### Saved entries

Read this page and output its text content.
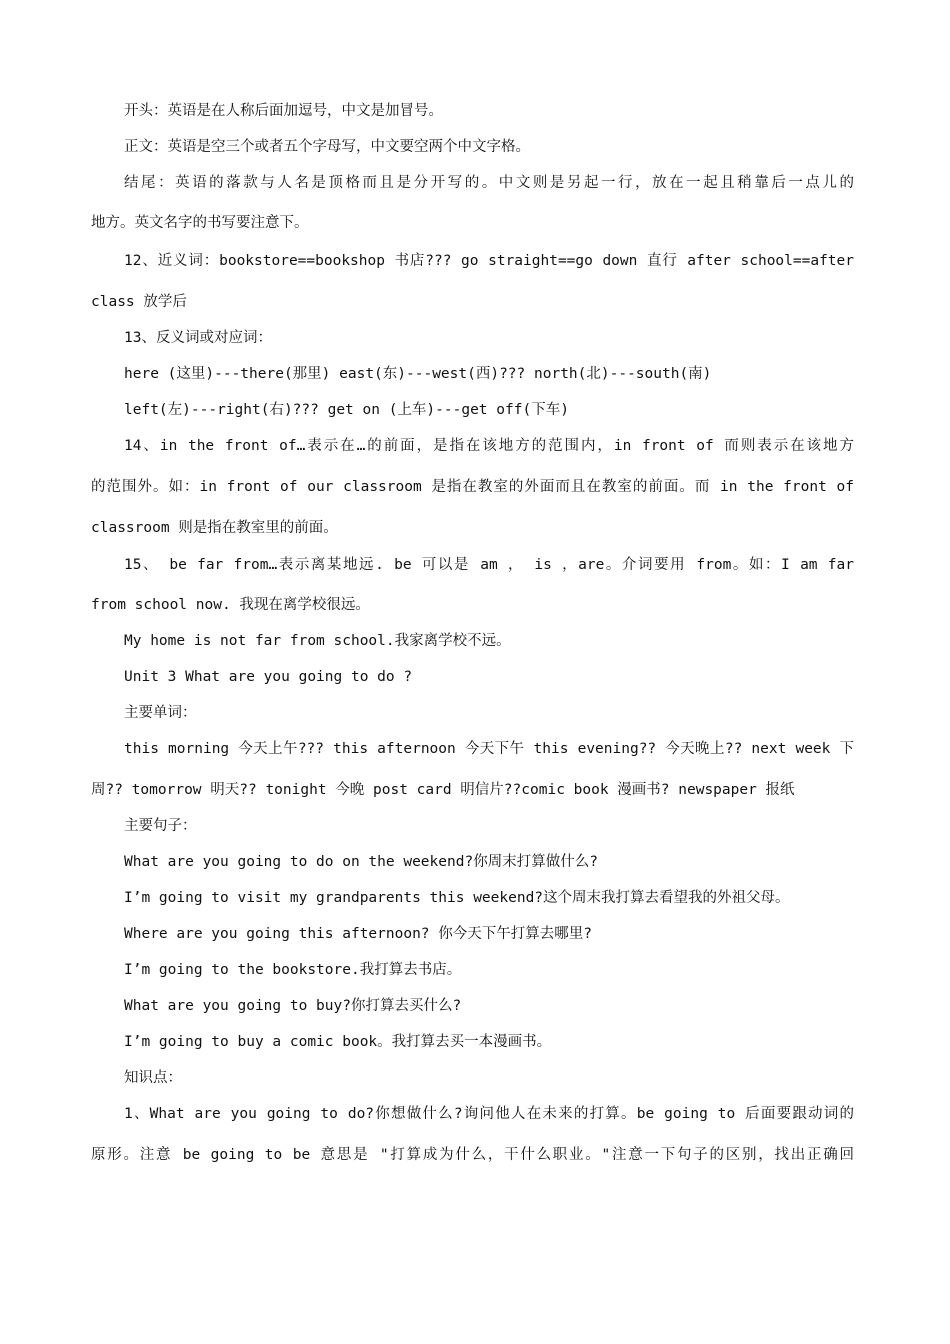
开头：英语是在人称后面加逗号，中文是加冒号。

正文：英语是空三个或者五个字母写，中文要空两个中文字格。

结尾：英语的落款与人名是顶格而且是分开写的。中文则是另起一行，放在一起且稍靠后一点儿的

地方。英文名字的书写要注意下。

12、近义词：bookstore==bookshop 书店??? go straight==go down 直行 after school==after

class 放学后

13、反义词或对应词：

here (这里)---there(那里) east(东)---west(西)??? north(北)---south(南)

left(左)---right(右)??? get on (上车)---get off(下车)

14、in the front of…表示在…的前面，是指在该地方的范围内，in front of 而则表示在该地方

的范围外。如：in front of our classroom 是指在教室的外面而且在教室的前面。而 in the front of

classroom 则是指在教室里的前面。

15、 be far from…表示离某地远. be 可以是 am ， is ，are。介词要用 from。如：I am far

from school now. 我现在离学校很远。

My home is not far from school.我家离学校不远。

Unit 3 What are you going to do ?

主要单词：

this morning 今天上午??? this afternoon 今天下午 this evening?? 今天晚上?? next week 下

周?? tomorrow 明天?? tonight 今晚 post card 明信片??comic book 漫画书? newspaper 报纸

主要句子：

What are you going to do on the weekend?你周末打算做什么?

I’m going to visit my grandparents this weekend?这个周末我打算去看望我的外祖父母。

Where are you going this afternoon? 你今天下午打算去哪里?

I’m going to the bookstore.我打算去书店。

What are you going to buy?你打算去买什么?

I’m going to buy a comic book。我打算去买一本漫画书。

知识点：

1、What are you going to do?你想做什么?询问他人在未来的打算。be going to 后面要跟动词的

原形。注意 be going to be 意思是 "打算成为什么，干什么职业。"注意一下句子的区别，找出正确回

### What you will do
Write down every line of the data above that includes the string "from".

### Written response
15、 be far from…表示离某地远. be 可以是 am ， is ，are。介词要用 from。如：I am far
from school now. 我现在离学校很远。
My home is not far from school.我家离学校不远。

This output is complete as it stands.